* [Work to complete] Pick out the lines in the listing below that contain the word "this" and copy them.

Data records
○ ○ ○

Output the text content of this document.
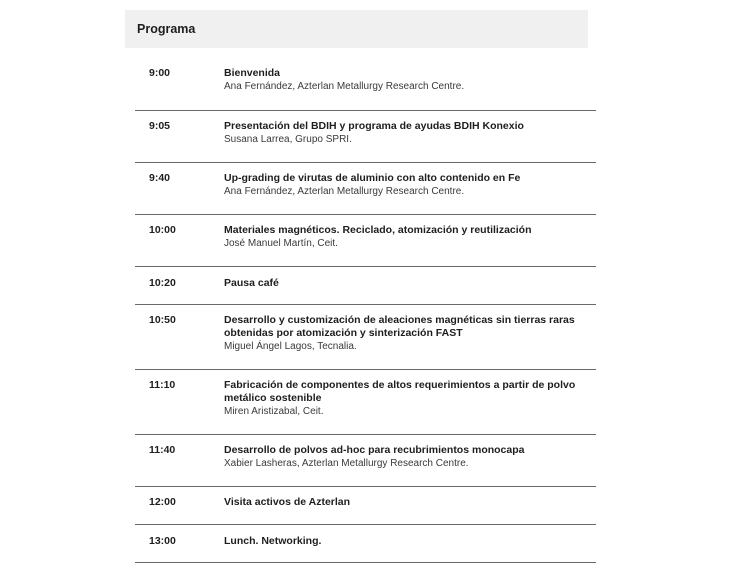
Programa
9:00	Bienvenida
Ana Fernández, Azterlan Metallurgy Research Centre.
9:05	Presentación del BDIH y programa de ayudas BDIH Konexio
Susana Larrea, Grupo SPRI.
9:40	Up-grading de virutas de aluminio con alto contenido en Fe
Ana Fernández, Azterlan Metallurgy Research Centre.
10:00	Materiales magnéticos. Reciclado, atomización y reutilización
José Manuel Martín, Ceit.
10:20	Pausa café
10:50	Desarrollo y customización de aleaciones magnéticas sin tierras raras obtenidas por atomización y sinterización FAST
Miguel Ángel Lagos, Tecnalia.
11:10	Fabricación de componentes de altos requerimientos a partir de polvo metálico sostenible
Miren Aristizabal, Ceit.
11:40	Desarrollo de polvos ad-hoc para recubrimientos monocapa
Xabier Lasheras, Azterlan Metallurgy Research Centre.
12:00	Visita activos de Azterlan
13:00	Lunch. Networking.
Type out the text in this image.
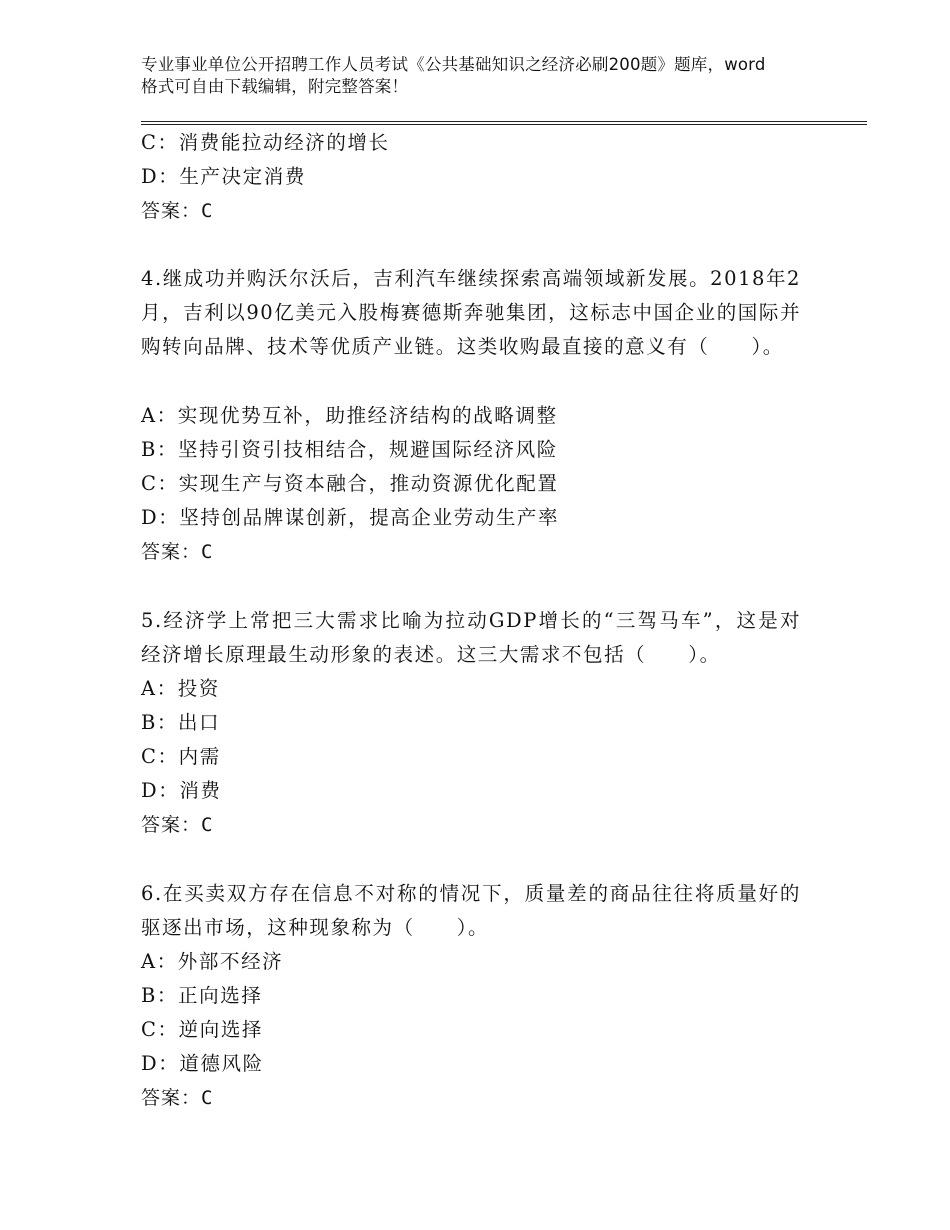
专业事业单位公开招聘工作人员考试《公共基础知识之经济必刷200题》题库，word格式可自由下载编辑，附完整答案！
C：消费能拉动经济的增长
D：生产决定消费
答案：C
4.继成功并购沃尔沃后，吉利汽车继续探索高端领域新发展。2018年2月，吉利以90亿美元入股梅赛德斯奔驰集团，这标志中国企业的国际并购转向品牌、技术等优质产业链。这类收购最直接的意义有（　　）。
A：实现优势互补，助推经济结构的战略调整
B：坚持引资引技相结合，规避国际经济风险
C：实现生产与资本融合，推动资源优化配置
D：坚持创品牌谋创新，提高企业劳动生产率
答案：C
5.经济学上常把三大需求比喻为拉动GDP增长的“三驾马车”，这是对经济增长原理最生动形象的表述。这三大需求不包括（　　）。
A：投资
B：出口
C：内需
D：消费
答案：C
6.在买卖双方存在信息不对称的情况下，质量差的商品往往将质量好的驱逐出市场，这种现象称为（　　）。
A：外部不经济
B：正向选择
C：逆向选择
D：道德风险
答案：C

○ ○ ○

* [Exercise result]
Output the text content of this document.
Type out the text in this image.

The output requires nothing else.